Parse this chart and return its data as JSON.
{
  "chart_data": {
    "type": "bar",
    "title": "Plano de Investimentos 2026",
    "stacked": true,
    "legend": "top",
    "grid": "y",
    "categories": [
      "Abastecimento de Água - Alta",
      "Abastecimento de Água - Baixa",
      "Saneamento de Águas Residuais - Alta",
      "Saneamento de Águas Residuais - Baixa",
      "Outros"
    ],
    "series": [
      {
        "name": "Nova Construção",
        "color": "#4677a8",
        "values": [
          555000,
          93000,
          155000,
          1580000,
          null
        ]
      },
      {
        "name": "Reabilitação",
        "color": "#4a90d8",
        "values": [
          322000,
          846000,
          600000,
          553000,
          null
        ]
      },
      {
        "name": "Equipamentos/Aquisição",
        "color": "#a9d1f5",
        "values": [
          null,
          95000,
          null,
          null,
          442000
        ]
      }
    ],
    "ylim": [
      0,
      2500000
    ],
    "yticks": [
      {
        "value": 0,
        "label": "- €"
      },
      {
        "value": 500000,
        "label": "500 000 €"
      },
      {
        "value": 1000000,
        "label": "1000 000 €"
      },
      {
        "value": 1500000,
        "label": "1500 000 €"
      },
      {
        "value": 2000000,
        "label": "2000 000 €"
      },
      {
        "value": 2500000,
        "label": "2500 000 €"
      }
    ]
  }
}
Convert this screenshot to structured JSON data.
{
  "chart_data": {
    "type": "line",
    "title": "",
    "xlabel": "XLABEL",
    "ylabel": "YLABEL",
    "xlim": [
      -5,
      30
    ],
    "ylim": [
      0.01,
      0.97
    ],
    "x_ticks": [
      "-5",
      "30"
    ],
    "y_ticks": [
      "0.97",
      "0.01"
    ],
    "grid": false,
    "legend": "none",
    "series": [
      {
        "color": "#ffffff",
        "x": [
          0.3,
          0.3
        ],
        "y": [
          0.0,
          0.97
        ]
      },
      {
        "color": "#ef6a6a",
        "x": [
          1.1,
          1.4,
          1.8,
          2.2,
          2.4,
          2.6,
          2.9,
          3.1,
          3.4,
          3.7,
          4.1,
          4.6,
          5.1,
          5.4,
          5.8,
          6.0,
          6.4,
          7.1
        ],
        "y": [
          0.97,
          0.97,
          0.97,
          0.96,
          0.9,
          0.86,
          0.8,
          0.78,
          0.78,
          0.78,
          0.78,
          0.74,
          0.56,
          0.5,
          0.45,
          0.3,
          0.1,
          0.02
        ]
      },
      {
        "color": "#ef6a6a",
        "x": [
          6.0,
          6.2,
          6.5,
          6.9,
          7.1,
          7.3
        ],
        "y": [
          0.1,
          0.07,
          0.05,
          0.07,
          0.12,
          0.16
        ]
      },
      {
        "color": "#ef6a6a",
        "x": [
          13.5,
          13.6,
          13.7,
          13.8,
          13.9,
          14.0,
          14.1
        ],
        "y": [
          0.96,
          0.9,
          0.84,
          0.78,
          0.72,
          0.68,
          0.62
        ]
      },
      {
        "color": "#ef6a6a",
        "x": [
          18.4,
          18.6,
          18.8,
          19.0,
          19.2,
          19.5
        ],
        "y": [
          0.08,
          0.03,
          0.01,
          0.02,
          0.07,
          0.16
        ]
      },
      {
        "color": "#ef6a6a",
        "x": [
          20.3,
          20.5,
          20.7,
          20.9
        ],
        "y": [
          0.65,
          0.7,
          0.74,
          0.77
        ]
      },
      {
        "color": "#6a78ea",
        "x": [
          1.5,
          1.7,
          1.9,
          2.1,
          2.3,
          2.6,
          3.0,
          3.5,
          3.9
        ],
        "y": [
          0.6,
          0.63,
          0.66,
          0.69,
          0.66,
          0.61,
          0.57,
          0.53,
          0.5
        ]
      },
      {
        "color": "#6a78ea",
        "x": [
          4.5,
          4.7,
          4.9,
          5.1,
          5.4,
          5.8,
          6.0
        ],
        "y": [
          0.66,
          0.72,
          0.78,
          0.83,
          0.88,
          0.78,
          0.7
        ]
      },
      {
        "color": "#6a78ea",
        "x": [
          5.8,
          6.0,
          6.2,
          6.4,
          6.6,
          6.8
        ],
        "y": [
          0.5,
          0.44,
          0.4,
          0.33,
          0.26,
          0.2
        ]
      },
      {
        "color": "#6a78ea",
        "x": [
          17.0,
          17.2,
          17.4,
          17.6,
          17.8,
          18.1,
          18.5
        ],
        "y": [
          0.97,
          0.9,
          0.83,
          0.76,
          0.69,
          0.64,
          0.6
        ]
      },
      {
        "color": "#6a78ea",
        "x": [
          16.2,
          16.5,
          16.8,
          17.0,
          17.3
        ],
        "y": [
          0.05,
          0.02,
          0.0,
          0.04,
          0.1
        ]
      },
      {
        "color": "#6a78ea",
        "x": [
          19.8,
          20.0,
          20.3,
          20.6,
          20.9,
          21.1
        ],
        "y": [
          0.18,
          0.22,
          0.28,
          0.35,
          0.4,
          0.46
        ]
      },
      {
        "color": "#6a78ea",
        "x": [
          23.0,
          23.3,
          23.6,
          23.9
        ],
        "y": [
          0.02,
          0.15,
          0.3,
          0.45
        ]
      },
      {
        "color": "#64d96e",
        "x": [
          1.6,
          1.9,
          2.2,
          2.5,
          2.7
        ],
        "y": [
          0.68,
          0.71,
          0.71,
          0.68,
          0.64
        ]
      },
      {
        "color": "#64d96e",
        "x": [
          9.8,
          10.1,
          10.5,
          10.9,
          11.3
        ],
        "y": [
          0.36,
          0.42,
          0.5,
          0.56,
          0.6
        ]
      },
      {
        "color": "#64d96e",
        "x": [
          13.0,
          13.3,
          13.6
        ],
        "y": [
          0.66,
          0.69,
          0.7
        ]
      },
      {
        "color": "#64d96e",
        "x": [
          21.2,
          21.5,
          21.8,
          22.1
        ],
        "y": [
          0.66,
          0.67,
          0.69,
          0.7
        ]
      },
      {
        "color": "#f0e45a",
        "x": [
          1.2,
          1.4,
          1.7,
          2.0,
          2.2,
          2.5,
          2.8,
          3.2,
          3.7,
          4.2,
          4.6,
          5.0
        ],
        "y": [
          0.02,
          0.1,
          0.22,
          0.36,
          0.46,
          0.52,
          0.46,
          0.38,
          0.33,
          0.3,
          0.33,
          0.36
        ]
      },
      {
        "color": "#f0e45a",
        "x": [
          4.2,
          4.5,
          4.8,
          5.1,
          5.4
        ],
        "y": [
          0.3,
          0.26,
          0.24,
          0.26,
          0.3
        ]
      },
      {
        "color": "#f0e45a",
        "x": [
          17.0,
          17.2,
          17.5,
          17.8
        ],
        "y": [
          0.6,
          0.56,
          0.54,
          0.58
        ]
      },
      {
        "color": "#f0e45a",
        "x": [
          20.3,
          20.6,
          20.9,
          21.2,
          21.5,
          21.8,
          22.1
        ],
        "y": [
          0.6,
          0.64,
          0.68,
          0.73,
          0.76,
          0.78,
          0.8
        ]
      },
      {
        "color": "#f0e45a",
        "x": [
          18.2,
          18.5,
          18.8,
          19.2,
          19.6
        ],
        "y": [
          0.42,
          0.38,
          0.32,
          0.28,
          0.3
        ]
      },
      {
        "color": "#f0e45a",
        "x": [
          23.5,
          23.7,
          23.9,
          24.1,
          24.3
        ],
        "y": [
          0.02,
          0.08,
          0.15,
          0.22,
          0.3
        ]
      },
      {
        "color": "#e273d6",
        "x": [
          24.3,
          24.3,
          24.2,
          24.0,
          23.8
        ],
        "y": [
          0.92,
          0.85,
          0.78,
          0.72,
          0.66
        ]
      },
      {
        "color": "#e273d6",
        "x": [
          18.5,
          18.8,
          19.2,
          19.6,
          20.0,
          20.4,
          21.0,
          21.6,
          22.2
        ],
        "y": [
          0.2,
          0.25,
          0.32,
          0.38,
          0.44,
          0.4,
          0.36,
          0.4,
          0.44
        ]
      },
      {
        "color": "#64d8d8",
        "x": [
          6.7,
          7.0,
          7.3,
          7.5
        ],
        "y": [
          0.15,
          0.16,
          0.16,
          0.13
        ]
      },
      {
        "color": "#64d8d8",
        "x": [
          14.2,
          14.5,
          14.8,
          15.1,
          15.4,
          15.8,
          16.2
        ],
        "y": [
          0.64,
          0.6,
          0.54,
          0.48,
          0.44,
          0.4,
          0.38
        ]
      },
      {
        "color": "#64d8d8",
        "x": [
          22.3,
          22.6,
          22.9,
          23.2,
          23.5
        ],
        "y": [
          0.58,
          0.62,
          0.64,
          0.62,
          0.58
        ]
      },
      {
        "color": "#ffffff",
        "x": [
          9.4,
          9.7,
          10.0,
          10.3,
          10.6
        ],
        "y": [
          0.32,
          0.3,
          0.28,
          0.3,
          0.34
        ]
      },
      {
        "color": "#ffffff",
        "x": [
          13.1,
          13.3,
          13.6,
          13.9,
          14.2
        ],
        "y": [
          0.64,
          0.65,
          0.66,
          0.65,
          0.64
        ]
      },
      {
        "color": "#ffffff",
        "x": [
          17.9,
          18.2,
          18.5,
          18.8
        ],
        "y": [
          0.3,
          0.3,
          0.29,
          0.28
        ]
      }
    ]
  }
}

■ ■ ■

--- GIVEN INSTRUCTION ---
List each line of the records that holds the string "JSON".

--- RESPONSE FOR THIS EXERCISE ---
Parse this chart and return its data as JSON.
Convert this screenshot to structured JSON data.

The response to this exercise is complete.